▸ **ENTRIES**
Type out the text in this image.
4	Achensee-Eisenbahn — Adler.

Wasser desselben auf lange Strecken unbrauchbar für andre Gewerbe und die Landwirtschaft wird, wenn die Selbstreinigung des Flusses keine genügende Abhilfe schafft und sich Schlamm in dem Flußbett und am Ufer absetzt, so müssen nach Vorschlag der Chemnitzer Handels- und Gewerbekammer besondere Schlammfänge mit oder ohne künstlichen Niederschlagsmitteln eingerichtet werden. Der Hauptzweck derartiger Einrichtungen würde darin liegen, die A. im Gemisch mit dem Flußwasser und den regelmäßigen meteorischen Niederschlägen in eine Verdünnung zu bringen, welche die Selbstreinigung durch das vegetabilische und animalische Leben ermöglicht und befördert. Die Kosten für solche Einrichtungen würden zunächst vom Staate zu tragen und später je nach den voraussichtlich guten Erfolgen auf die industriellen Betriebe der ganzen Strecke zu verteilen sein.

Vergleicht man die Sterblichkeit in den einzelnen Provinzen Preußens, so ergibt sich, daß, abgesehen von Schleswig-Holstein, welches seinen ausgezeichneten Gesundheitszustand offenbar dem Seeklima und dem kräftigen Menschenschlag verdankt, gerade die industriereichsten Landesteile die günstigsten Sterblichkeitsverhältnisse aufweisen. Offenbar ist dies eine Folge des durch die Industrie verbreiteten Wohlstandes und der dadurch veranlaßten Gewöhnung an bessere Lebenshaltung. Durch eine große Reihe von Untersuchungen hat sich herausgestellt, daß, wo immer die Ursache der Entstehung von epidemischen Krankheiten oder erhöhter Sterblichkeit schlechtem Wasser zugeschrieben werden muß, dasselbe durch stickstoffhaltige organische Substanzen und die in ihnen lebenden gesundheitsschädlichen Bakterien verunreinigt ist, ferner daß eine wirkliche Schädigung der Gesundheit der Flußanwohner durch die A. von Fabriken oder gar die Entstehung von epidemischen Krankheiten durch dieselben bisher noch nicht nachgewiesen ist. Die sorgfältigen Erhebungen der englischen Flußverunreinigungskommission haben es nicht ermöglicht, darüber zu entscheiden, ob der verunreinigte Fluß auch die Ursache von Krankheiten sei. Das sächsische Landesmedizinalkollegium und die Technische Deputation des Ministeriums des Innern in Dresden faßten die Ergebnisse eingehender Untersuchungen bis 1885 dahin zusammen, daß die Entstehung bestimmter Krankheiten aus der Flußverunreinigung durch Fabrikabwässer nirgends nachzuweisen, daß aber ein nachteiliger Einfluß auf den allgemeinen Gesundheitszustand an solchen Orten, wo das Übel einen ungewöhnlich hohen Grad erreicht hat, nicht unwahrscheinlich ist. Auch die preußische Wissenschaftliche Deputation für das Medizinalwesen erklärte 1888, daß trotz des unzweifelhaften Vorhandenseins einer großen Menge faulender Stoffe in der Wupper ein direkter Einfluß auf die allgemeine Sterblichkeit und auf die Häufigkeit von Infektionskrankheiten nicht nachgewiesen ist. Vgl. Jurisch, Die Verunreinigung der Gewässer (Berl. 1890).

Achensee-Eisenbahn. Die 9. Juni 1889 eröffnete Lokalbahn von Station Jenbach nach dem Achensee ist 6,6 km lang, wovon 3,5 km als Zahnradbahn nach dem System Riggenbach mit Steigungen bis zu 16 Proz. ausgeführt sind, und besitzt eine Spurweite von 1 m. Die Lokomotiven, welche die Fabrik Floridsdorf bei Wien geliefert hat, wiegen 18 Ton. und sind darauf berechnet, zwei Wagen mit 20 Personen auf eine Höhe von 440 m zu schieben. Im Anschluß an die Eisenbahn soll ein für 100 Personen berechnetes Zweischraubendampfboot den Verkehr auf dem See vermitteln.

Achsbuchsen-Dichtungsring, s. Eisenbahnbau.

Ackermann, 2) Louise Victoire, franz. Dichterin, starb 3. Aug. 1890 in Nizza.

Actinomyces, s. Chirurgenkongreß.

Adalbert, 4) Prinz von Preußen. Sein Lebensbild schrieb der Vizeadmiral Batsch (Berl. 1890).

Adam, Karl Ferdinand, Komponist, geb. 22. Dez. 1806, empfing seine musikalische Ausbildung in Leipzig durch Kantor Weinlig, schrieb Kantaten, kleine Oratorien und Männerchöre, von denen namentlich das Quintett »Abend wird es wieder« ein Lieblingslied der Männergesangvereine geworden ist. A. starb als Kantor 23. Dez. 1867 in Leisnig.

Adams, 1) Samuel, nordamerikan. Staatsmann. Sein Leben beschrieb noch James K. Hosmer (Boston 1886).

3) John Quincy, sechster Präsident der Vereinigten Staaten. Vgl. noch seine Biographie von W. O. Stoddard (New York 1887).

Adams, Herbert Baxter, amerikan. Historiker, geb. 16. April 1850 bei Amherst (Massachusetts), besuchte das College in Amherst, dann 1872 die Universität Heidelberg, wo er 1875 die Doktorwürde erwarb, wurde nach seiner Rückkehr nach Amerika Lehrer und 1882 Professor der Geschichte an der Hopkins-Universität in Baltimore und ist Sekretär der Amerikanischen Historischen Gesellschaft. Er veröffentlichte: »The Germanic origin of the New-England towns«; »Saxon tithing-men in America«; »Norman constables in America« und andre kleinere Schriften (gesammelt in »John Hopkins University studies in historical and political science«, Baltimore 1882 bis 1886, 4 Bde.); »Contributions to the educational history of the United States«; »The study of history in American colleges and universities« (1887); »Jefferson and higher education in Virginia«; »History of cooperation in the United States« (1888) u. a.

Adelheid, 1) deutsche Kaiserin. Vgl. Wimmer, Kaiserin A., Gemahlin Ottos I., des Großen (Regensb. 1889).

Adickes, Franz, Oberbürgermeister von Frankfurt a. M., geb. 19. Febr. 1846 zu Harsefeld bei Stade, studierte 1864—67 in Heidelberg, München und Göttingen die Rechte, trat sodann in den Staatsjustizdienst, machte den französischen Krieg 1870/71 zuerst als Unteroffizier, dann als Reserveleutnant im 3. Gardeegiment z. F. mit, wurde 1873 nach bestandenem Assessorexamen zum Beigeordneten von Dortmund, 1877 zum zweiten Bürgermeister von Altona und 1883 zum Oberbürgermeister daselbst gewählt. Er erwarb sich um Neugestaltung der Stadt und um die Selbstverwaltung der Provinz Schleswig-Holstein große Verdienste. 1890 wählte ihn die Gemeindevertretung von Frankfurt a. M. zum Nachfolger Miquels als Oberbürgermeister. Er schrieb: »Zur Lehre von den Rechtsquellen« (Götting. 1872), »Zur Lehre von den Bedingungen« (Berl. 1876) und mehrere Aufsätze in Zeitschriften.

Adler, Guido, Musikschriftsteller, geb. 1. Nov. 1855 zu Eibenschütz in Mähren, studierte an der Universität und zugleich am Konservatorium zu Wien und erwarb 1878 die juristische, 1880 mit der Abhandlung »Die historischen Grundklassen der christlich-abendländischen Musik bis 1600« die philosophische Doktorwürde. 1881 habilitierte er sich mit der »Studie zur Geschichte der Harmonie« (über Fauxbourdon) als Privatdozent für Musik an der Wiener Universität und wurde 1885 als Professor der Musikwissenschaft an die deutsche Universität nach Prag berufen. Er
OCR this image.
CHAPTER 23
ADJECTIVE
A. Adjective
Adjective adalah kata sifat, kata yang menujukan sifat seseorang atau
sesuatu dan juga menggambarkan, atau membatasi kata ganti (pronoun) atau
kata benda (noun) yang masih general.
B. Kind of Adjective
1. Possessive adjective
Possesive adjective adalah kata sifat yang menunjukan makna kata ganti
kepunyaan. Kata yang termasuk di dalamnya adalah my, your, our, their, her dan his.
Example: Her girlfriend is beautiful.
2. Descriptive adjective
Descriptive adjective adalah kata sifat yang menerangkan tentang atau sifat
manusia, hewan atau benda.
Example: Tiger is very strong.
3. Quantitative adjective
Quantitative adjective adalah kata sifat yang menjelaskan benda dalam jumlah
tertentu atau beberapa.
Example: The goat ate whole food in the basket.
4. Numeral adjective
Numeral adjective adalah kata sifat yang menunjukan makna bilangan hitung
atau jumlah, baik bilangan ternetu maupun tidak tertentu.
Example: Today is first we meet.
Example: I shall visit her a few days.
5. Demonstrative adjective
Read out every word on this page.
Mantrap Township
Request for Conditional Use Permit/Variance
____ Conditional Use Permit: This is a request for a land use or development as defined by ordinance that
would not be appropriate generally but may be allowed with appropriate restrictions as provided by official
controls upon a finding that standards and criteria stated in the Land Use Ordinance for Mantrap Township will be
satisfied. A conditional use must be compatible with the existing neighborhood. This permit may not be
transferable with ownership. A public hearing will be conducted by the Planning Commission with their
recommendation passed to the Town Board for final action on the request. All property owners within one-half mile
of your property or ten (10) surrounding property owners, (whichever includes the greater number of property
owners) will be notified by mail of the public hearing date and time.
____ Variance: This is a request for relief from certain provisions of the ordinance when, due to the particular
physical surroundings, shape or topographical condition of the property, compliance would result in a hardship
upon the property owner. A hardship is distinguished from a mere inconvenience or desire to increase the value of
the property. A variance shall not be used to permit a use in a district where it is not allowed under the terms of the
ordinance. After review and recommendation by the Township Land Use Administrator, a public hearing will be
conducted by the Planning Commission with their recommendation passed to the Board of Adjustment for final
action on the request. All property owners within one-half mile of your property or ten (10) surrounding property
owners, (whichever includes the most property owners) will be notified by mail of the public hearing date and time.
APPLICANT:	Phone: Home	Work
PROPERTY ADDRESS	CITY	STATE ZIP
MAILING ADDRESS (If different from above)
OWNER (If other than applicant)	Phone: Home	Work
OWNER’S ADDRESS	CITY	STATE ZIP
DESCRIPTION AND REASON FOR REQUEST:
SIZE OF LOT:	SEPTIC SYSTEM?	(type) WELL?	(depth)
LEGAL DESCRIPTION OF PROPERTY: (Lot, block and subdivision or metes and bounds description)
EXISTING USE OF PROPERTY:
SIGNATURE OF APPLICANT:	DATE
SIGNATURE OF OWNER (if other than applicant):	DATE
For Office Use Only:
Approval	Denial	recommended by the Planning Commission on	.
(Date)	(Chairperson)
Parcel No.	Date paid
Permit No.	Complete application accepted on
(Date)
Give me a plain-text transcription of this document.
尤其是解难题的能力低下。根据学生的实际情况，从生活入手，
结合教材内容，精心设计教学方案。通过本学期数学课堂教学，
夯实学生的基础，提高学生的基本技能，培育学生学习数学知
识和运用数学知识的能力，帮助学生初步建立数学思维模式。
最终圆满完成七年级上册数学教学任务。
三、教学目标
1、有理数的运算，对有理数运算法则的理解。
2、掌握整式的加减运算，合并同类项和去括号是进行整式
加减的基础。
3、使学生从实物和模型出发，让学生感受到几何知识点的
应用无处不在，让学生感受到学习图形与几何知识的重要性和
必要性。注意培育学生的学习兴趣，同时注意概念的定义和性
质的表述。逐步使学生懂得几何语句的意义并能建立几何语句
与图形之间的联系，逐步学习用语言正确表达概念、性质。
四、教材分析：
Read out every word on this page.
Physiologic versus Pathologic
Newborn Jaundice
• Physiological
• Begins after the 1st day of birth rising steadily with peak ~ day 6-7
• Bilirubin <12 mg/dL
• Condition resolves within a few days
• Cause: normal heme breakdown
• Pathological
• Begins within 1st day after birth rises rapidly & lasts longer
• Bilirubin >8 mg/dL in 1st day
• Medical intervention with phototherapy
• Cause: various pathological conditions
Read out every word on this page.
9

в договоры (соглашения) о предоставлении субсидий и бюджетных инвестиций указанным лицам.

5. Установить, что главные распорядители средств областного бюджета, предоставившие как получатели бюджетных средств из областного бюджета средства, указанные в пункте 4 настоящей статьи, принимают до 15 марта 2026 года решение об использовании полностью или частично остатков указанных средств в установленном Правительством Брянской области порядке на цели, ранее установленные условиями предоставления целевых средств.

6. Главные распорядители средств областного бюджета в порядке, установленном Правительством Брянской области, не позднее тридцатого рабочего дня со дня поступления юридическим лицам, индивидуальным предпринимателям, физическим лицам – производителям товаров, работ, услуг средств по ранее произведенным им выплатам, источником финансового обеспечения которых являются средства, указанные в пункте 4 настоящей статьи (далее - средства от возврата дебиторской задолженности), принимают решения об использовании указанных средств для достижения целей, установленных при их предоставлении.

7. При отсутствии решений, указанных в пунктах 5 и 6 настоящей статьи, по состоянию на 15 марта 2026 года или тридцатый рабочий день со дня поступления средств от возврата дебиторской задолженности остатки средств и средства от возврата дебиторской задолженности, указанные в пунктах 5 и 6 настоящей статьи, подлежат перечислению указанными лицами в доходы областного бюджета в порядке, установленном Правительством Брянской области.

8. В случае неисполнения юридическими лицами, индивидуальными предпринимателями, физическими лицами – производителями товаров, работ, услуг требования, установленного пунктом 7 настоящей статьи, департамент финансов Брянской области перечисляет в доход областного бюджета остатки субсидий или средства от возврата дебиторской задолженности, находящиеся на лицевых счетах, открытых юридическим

▸ **PROBLEM DESCRIPTION**
From the data above, pick out each line containing "CITY" and copy it.

▸ **COMPLETE ANSWER**
PROPERTY ADDRESS	CITY	STATE ZIP
OWNER’S ADDRESS	CITY	STATE ZIP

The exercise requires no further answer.